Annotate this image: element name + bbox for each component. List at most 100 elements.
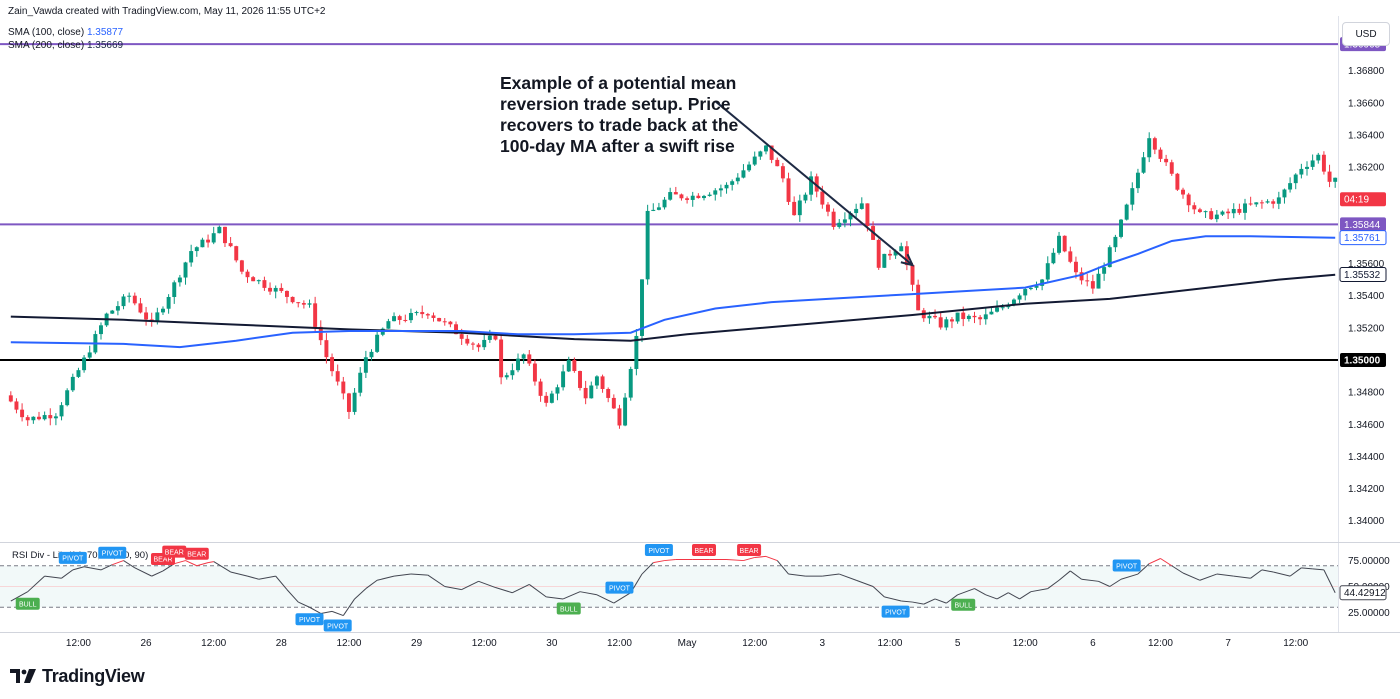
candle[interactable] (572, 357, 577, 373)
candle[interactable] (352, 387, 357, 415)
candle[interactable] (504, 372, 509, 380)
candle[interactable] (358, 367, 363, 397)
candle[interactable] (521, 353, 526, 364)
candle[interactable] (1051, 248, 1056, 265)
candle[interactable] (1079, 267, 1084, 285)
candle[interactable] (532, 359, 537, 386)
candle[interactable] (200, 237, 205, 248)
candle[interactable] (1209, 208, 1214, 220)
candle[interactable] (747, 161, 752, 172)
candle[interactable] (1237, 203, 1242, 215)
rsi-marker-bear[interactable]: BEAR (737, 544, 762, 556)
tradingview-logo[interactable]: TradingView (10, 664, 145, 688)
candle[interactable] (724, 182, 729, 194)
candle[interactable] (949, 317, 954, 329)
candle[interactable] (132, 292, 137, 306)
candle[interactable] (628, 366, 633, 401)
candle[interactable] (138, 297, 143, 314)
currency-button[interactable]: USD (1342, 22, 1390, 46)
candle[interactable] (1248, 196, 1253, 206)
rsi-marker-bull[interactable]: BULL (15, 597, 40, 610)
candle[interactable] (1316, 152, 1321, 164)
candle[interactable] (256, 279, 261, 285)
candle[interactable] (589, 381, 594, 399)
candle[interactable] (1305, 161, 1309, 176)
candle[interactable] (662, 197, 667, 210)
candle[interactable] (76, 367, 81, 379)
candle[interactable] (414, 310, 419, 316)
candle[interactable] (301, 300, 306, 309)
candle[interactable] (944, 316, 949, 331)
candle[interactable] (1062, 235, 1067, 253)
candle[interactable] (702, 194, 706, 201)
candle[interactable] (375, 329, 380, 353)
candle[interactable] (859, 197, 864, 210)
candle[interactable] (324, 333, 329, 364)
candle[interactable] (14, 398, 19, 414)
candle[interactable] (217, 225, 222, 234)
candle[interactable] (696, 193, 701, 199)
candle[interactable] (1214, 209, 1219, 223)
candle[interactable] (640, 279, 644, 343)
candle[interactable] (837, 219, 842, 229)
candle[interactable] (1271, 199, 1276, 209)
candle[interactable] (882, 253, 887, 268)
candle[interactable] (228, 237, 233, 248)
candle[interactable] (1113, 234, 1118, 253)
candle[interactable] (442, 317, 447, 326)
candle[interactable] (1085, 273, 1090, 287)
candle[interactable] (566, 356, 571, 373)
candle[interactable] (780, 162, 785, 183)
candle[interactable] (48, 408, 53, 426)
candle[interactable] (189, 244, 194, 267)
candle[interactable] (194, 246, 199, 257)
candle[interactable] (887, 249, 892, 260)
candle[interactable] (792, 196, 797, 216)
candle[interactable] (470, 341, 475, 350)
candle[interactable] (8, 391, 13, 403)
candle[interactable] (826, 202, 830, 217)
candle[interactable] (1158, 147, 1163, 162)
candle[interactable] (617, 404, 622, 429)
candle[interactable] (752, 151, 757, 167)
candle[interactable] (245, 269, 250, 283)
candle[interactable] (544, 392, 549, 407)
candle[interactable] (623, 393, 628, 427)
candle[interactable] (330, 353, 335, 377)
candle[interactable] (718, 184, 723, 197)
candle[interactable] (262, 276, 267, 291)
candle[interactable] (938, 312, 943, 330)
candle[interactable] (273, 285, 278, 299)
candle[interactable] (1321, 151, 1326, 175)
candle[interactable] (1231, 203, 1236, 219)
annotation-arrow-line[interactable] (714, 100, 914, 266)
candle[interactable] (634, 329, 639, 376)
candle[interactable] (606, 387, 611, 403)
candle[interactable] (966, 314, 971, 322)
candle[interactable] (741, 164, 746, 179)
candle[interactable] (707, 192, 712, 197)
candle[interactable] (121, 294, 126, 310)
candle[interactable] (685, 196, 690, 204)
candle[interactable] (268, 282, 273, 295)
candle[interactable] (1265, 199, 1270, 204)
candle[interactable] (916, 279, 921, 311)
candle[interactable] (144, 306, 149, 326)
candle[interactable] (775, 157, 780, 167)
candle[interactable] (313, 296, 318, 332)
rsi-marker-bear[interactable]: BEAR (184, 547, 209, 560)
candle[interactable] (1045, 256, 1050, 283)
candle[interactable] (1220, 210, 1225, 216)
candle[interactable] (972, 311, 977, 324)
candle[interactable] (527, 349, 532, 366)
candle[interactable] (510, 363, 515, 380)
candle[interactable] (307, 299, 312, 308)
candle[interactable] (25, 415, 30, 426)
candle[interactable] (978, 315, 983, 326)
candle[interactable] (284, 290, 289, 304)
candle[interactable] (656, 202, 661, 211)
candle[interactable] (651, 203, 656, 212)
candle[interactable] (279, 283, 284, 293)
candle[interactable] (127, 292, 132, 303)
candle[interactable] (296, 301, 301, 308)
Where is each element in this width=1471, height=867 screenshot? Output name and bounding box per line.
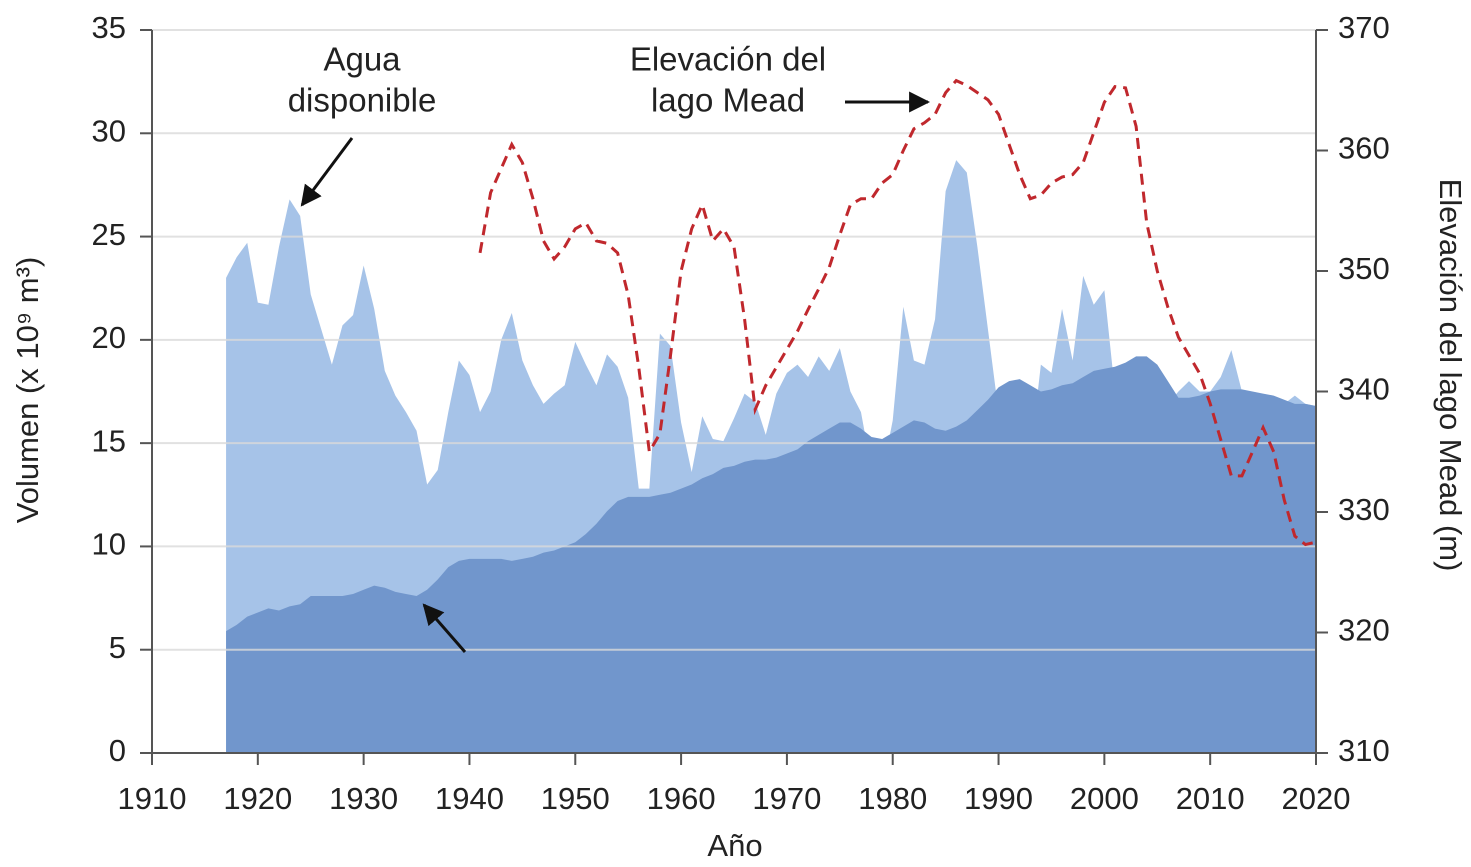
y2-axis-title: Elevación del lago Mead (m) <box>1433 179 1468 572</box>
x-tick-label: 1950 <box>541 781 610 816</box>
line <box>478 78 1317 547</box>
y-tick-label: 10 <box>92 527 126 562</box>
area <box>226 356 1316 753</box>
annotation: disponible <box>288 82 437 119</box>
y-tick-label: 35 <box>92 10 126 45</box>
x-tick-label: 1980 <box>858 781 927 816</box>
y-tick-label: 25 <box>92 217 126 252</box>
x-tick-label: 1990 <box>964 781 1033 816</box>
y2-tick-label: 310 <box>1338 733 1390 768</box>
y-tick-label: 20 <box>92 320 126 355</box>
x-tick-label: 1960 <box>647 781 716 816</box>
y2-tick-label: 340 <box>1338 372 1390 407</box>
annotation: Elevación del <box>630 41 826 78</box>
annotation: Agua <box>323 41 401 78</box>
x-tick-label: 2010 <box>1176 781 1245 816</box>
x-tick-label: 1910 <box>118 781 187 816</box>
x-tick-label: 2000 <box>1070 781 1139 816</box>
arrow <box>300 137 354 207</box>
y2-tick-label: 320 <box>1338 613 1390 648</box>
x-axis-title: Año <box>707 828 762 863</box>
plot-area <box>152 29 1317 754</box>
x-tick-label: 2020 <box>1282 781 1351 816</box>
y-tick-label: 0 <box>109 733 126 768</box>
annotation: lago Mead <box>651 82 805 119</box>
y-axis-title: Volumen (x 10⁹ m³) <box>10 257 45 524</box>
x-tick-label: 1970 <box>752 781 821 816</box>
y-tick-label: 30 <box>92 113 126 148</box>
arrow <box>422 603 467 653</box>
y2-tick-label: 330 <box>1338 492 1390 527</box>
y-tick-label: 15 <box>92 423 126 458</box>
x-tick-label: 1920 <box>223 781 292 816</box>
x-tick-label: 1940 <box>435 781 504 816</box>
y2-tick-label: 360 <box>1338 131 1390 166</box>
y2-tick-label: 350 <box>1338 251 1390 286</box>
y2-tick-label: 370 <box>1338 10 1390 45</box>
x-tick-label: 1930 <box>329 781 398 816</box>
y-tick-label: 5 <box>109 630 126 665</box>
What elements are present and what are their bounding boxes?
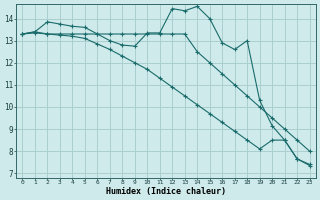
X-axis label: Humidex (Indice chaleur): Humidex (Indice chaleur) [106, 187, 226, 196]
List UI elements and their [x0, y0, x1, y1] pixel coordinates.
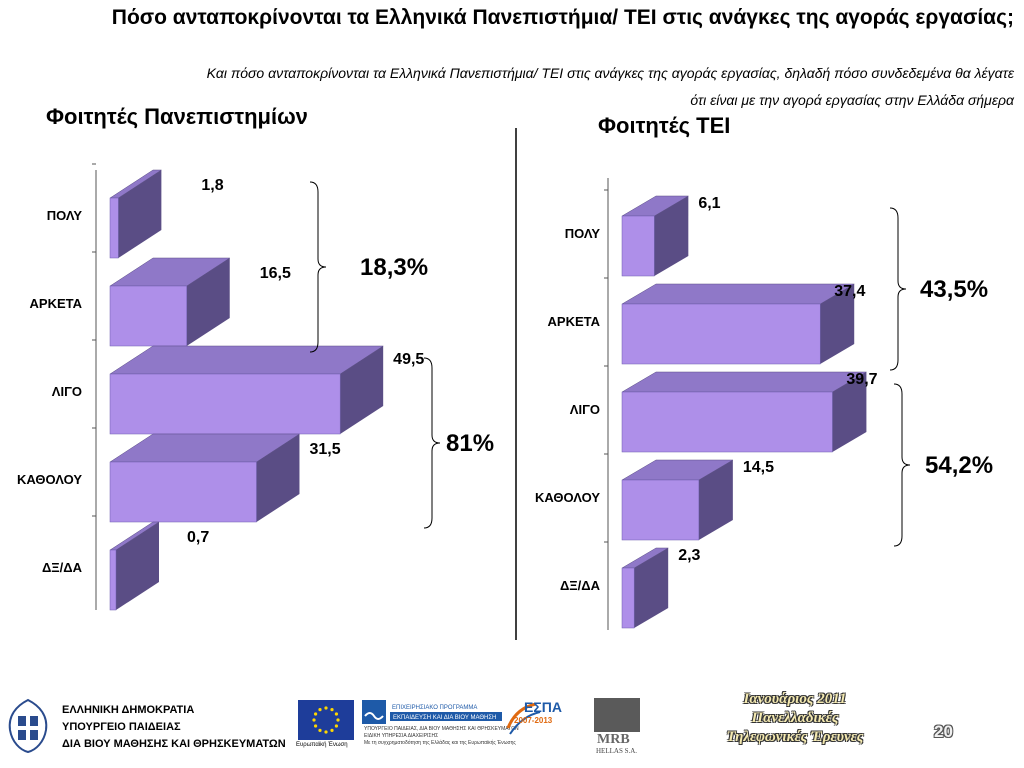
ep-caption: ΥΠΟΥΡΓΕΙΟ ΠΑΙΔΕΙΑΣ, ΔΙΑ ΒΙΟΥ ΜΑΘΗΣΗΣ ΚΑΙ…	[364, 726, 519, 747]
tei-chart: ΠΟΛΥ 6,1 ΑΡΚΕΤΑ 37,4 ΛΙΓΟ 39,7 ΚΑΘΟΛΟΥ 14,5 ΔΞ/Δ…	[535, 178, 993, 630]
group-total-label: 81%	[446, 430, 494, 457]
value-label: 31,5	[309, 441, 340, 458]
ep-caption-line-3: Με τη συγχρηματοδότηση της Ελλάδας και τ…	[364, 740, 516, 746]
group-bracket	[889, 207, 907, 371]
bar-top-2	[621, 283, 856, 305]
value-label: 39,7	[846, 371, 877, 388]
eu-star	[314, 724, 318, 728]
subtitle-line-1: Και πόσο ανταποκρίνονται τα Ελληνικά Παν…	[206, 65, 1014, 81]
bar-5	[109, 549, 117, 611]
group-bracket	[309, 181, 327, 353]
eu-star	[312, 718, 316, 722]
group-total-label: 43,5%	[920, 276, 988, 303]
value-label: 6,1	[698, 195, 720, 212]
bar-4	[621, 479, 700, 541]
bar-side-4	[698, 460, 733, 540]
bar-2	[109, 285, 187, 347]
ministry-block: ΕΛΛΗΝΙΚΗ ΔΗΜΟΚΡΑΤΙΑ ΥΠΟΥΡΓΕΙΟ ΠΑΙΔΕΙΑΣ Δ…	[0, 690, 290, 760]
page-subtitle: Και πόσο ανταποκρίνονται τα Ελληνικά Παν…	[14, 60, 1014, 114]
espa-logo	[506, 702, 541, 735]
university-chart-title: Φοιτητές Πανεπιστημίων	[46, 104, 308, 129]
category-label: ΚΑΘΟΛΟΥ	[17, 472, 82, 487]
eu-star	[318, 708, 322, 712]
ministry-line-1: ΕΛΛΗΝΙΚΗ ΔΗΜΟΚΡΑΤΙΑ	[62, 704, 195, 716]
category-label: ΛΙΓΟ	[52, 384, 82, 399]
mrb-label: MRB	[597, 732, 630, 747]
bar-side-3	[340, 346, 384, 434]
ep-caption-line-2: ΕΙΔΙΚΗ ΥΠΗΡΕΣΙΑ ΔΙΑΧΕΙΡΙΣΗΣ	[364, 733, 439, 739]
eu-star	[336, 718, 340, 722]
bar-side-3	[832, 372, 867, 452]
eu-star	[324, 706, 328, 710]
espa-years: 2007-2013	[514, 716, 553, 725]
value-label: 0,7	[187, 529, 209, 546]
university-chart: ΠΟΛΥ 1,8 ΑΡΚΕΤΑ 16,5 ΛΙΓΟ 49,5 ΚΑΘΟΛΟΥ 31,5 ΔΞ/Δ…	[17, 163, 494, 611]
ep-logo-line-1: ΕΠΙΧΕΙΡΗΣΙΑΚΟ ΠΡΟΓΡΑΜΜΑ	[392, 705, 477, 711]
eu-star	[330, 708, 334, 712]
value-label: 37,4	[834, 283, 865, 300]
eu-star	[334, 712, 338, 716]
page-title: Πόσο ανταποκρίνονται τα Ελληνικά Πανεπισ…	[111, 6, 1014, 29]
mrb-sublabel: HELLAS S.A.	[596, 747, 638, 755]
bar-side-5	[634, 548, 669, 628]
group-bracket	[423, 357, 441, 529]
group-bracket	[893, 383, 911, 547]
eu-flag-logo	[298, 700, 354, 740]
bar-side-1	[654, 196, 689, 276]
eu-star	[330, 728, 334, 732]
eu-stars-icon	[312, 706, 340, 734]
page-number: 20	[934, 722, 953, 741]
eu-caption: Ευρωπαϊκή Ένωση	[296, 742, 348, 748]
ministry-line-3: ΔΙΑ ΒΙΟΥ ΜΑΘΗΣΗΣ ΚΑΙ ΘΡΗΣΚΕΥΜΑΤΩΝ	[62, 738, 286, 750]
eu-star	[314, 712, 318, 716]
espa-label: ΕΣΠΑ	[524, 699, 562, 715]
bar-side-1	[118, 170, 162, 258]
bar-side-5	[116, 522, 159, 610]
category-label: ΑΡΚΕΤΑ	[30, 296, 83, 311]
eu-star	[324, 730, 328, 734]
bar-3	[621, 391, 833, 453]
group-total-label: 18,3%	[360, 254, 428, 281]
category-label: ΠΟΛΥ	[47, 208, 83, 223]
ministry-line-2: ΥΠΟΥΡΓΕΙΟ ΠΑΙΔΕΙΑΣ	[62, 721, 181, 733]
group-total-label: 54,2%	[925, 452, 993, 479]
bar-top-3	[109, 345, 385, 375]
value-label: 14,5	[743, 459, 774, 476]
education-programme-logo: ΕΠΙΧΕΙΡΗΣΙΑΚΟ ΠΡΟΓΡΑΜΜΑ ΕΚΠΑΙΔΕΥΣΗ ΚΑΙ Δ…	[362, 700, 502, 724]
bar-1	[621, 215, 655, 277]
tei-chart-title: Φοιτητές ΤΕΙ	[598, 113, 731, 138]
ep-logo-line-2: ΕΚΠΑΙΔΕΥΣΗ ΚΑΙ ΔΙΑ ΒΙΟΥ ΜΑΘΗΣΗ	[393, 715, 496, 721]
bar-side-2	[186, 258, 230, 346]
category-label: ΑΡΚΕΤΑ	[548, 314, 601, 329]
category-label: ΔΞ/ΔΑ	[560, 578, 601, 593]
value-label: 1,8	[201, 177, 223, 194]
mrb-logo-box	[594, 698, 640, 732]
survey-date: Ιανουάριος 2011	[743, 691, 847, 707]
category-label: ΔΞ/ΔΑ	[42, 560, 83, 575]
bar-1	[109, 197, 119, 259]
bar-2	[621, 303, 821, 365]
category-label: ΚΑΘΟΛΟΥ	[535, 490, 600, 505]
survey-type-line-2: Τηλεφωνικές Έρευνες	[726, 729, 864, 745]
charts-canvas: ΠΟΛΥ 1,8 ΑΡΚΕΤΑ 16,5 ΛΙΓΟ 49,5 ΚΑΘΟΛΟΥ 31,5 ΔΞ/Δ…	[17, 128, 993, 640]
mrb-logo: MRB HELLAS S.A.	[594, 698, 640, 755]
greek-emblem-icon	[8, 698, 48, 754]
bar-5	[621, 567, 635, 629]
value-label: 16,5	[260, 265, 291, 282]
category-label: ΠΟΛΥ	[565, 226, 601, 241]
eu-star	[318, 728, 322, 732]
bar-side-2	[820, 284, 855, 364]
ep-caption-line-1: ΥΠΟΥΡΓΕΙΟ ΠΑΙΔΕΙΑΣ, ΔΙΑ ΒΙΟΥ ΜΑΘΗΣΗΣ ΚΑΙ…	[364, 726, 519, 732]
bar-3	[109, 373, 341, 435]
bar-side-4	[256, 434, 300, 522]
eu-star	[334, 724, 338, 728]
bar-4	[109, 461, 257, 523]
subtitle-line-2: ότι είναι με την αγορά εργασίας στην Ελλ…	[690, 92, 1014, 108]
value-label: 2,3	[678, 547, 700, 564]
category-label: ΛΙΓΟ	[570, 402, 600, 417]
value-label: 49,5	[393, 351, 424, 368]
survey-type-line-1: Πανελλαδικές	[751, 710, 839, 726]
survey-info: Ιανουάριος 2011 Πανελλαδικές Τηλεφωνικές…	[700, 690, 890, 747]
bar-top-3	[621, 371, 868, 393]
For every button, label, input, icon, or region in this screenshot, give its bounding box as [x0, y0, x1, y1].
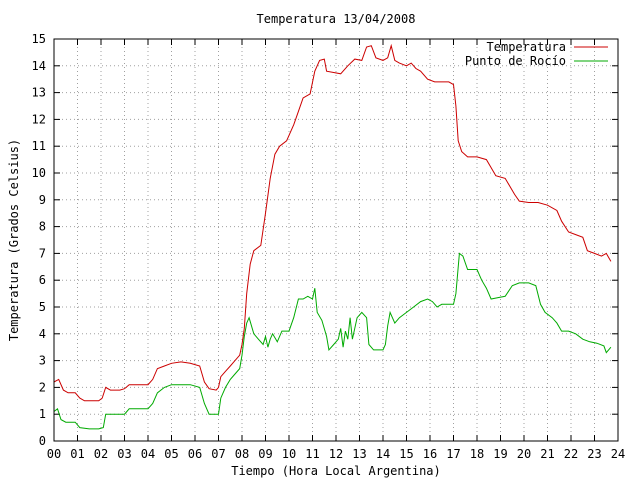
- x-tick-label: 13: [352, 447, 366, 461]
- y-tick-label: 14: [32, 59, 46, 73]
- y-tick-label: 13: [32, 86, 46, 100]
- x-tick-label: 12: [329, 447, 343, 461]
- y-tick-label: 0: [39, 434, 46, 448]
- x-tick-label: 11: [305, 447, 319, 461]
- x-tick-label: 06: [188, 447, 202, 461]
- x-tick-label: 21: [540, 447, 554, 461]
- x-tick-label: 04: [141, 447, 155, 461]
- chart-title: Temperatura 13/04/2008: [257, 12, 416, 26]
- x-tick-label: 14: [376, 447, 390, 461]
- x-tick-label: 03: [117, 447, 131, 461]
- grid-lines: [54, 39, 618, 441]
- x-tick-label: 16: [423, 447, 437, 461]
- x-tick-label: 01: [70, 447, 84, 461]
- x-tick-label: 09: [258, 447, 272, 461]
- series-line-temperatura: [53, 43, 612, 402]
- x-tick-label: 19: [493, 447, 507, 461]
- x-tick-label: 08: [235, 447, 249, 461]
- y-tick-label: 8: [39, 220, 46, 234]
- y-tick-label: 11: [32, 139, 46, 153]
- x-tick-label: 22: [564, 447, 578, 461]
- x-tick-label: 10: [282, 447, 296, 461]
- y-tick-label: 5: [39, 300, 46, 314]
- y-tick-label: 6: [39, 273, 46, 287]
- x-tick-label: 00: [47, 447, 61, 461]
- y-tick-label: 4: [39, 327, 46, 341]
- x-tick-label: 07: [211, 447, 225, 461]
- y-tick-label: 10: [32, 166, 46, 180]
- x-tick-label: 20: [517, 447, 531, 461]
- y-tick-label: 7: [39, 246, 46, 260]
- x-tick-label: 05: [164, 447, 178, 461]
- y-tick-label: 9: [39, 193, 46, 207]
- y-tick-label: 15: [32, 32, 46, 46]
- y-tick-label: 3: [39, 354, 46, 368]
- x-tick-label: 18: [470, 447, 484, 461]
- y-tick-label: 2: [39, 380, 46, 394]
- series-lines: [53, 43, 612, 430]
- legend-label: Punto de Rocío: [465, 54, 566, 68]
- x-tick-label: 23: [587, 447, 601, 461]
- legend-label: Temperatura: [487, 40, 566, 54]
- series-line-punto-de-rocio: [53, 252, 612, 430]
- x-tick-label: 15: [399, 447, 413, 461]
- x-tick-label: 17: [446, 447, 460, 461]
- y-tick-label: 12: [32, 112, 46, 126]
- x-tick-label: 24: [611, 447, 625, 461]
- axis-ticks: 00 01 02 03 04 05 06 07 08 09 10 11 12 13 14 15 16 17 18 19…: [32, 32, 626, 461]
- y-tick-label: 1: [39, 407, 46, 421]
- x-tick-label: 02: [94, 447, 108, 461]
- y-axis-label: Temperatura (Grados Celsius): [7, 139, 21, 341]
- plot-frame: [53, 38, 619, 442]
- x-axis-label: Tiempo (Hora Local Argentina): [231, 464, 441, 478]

______

Identify every line in the records above that contains the string "series", treating uppercase and lowercase as different, and copy each of those lines.

— Final result —
- series-line-temperatura: [53, 43, 612, 402]
- series-lines: [53, 43, 612, 430]
- series-line-punto-de-rocio: [53, 252, 612, 430]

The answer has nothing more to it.